Recorded data
──────

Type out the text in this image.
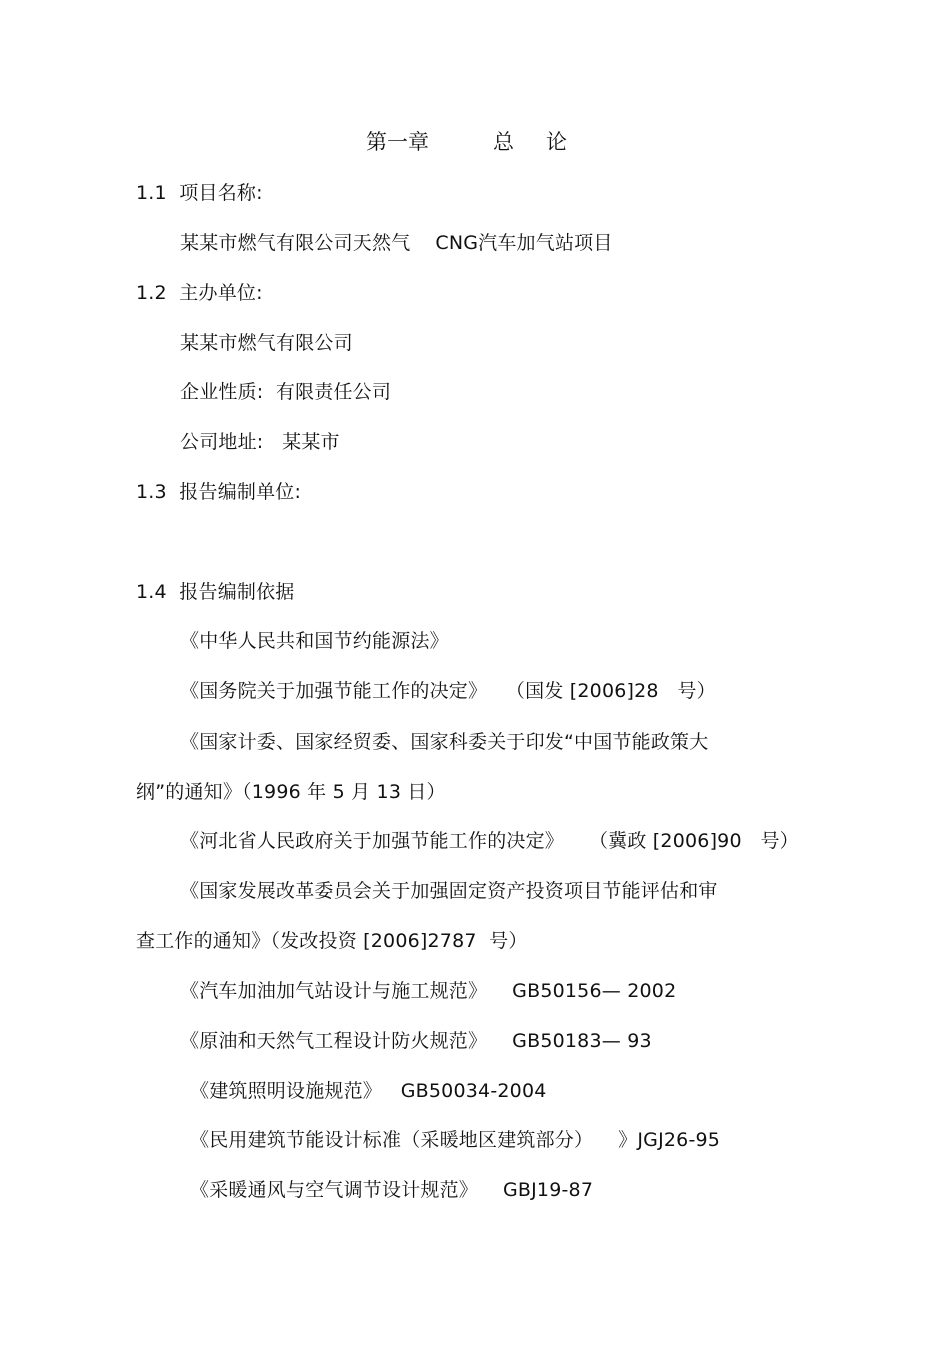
第一章	总 论
1.1  项目名称:
某某市燃气有限公司天然气    CNG汽车加气站项目
1.2  主办单位:
某某市燃气有限公司
企业性质:  有限责任公司
公司地址:   某某市
1.3  报告编制单位:
1.4  报告编制依据
《中华人民共和国节约能源法》
《国务院关于加强节能工作的决定》   （国发 [2006]28   号）
《国家计委、国家经贸委、国家科委关于印发“中国节能政策大
纲”的通知》（1996 年 5 月 13 日）
《河北省人民政府关于加强节能工作的决定》    （冀政 [2006]90   号）
《国家发展改革委员会关于加强固定资产投资项目节能评估和审
查工作的通知》（发改投资 [2006]2787  号）
《汽车加油加气站设计与施工规范》    GB50156— 2002
《原油和天然气工程设计防火规范》    GB50183— 93
《建筑照明设施规范》   GB50034-2004
《民用建筑节能设计标准（采暖地区建筑部分）    》JGJ26-95
《采暖通风与空气调节设计规范》    GBJ19-87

──────

§ YOUR TASK
Repeat the material above in full and exactly, omitting the pictures.

§ OUTPUT FOR THIS EXERCISE
Type out the text in this image.
第一章	总 论
1.1  项目名称:
某某市燃气有限公司天然气    CNG汽车加气站项目
1.2  主办单位:
某某市燃气有限公司
企业性质:  有限责任公司
公司地址:   某某市
1.3  报告编制单位:
1.4  报告编制依据
《中华人民共和国节约能源法》
《国务院关于加强节能工作的决定》   （国发 [2006]28   号）
《国家计委、国家经贸委、国家科委关于印发“中国节能政策大
纲”的通知》（1996 年 5 月 13 日）
《河北省人民政府关于加强节能工作的决定》    （冀政 [2006]90   号）
《国家发展改革委员会关于加强固定资产投资项目节能评估和审
查工作的通知》（发改投资 [2006]2787  号）
《汽车加油加气站设计与施工规范》    GB50156— 2002
《原油和天然气工程设计防火规范》    GB50183— 93
《建筑照明设施规范》   GB50034-2004
《民用建筑节能设计标准（采暖地区建筑部分）    》JGJ26-95
《采暖通风与空气调节设计规范》    GBJ19-87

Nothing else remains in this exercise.